Text under study →
========

Alison Frenzel Photography
You hear all sort of stories as a mom. You compare notes, ask questions, read blogs or books or magazines. Everyone has an opinion or a potential solution to any problem we could possibly encounter. But what you don’t know as a mom is never more apparent than when you encounter the areas of eating, sleeping, and pottying. You can provide ample opportunity and the right circumstances, consequences, praises etc. but when push comes to shove, it’s completely up to them. You just cannot MAKE them do it.
Every child is oh so different, but nevertheless we still try to “train” our children. We set aside a long weekend to potty train. We sleep train when a certain book says it’s time or we want them to sleep through the night. Sometimes, we prepare freshly steamed, pureed veggies from a cookbook that swears it will make my child eat. We prepare a sticker chart, pick out rewards and bypass pullups. But despite our best laid plans, sometimes our kiddos–especially toddlers–have a different timeline.
Oh the battles over food. The stand offs. The strategic threats. Aren’t mealtimes are supposed to be a lovely family experience? But more often than not, my enjoyment of a meal completely hinges on my child’s behavior and his or her decision to eat. I’m sure you are aware that a toddler’s preference changes at whip lash speed. One day he will eat an entire container of blueberries and the next day he will scream and throw the container on the floor. So embrace the finicky, unpredictable eater by offering the food and then moving on. Bottom line: some toddlers are natural eaters and some are not. But eventually, they will eat something.

========

Source information →
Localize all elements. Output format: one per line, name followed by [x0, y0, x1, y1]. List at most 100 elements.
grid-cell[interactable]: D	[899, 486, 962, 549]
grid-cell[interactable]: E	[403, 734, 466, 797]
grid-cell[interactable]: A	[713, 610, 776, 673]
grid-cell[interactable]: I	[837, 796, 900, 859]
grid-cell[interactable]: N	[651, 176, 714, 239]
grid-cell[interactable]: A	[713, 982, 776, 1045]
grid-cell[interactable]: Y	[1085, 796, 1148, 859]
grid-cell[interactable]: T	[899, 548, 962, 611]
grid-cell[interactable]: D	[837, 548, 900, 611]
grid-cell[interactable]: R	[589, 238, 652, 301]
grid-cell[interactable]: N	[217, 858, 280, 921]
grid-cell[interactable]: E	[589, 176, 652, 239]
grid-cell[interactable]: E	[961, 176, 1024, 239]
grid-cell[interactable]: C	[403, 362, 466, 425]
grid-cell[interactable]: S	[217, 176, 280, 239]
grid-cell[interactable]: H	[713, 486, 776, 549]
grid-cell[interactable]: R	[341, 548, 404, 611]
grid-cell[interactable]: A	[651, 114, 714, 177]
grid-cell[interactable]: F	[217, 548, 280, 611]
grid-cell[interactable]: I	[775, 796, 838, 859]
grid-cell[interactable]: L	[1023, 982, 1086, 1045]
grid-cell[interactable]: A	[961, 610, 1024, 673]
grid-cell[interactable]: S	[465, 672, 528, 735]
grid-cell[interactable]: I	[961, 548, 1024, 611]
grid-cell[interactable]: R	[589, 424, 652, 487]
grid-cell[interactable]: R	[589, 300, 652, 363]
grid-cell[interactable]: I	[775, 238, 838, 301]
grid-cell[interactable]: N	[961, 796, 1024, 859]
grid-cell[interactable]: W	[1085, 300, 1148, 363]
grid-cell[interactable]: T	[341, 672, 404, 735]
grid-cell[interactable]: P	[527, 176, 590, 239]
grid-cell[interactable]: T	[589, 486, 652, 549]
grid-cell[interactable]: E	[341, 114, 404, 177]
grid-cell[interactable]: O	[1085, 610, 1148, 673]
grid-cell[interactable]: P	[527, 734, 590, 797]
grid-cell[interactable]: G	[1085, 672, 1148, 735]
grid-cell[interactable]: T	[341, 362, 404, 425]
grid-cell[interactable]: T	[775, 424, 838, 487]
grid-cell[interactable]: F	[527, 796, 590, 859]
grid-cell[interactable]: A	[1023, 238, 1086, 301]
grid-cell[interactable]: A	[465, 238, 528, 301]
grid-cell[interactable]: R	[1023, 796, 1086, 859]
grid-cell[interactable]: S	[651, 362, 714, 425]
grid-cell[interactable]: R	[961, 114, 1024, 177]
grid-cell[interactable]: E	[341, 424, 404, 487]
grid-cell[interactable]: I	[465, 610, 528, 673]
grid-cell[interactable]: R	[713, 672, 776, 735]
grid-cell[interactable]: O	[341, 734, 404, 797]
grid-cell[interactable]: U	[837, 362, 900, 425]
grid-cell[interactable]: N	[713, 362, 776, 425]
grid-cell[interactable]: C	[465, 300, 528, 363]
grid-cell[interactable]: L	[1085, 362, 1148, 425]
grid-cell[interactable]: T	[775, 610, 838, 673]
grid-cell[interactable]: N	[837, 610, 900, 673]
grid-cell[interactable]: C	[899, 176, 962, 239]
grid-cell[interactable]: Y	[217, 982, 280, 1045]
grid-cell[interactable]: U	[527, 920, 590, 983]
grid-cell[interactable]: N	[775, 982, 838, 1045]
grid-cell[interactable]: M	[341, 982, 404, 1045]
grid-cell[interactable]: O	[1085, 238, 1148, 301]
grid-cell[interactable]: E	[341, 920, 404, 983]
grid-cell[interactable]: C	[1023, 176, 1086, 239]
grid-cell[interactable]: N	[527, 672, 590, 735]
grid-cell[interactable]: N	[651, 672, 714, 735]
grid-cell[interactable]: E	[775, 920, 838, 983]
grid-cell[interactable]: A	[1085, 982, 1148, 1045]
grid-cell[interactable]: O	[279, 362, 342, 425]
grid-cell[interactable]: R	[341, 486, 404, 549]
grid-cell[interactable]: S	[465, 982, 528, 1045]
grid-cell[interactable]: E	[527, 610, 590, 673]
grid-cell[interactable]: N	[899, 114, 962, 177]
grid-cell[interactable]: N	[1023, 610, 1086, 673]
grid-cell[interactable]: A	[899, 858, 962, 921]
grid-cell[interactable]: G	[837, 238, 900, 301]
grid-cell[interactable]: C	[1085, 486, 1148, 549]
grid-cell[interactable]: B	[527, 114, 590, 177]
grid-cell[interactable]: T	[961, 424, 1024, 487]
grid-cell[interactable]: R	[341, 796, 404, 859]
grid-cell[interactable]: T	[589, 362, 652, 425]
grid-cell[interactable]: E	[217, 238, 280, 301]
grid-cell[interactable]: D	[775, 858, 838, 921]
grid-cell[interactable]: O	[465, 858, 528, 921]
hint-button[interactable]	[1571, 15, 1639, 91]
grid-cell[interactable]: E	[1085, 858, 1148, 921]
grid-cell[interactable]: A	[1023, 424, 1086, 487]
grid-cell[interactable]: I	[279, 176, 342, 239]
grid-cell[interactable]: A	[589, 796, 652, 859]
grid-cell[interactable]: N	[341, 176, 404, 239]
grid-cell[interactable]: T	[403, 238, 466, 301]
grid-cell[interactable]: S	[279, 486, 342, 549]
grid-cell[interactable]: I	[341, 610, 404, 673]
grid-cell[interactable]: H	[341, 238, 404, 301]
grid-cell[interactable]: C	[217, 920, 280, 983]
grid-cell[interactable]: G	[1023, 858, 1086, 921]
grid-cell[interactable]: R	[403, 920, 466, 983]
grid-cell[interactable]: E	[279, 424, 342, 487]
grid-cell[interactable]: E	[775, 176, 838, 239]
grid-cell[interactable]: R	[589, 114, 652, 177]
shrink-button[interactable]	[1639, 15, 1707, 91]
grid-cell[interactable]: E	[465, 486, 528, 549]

========

Check your understanding →
1 – Please rewrite the paragraph of the toddler text that begins "Oh the battles over food" as a short list that keeps its main facts.
2 – Carry the toddler text on from its last sentence.
The lines play no part in this exercise.

Answers to this exercise →
1 –
- Mealtimes with toddlers often turn into battles, standoffs and threats rather than a lovely family experience.
- The parent's enjoyment of a meal depends on the child's behavior and on whether the child decides to eat.
- A toddler's preferences change very fast. A whole container of blueberries eaten one day may be thrown on the floor the next.
- The advice is to offer the food and then move on.
- Some toddlers are natural eaters and some are not, but eventually they will eat something.

2 –
So I’ll never forget my pediatrician saying, “Well….I think you just got that kid who doesn’t sleep well.” Whew. It was kind of a relief. I had been searching for an answer. This remark came after trying different strategies for months, having blood work done, testing for allergies and even getting tubes in her ears. Why doesn’t she sleep?? Why does she wake up 2-3 times every night? Do I need to change our routine? Or cut out dairy? Perhaps limit liquid intake after 5 pm? Or feed her before she goes to bed? We tried it all. Either way it’s just her and she doesn’t like to sleep. I keep thinking she’ll grow out of it, but now she’s 5 1/2 and still comes in our room at 2 am for a hug…or water…or to inform me that she is no longer tired.
Let’s just say potty training is either relatively uneventful or the most maddening/humbling experience of your life. It’s a lot like teaching a child to read. Somewhere along the line, it has to click. You can work with them or provide incentives, but until their body and brain are communicating effectively, you have to be patient. And that’s really hard. So if the “three day” method doesn’t work, don’t give up. It might take 5 days or 5 weeks or 5 months. Hang in there till it clicks.
Theoretically my children won’t go to college still in pull ups, or only eating mac and cheese, or gleefully starting their day at 5:30 am. Some strategies are valid and useful, and I definitely advocate for starting out with a well researched game plan. However, I repeat. You still cannot MAKE them eat, sleep or potty until they are ready. So buy yourself some blackout curtains or a kid friendly cookbook or a sticker chart and just do your best. I’ll salute you from the kid training trenches.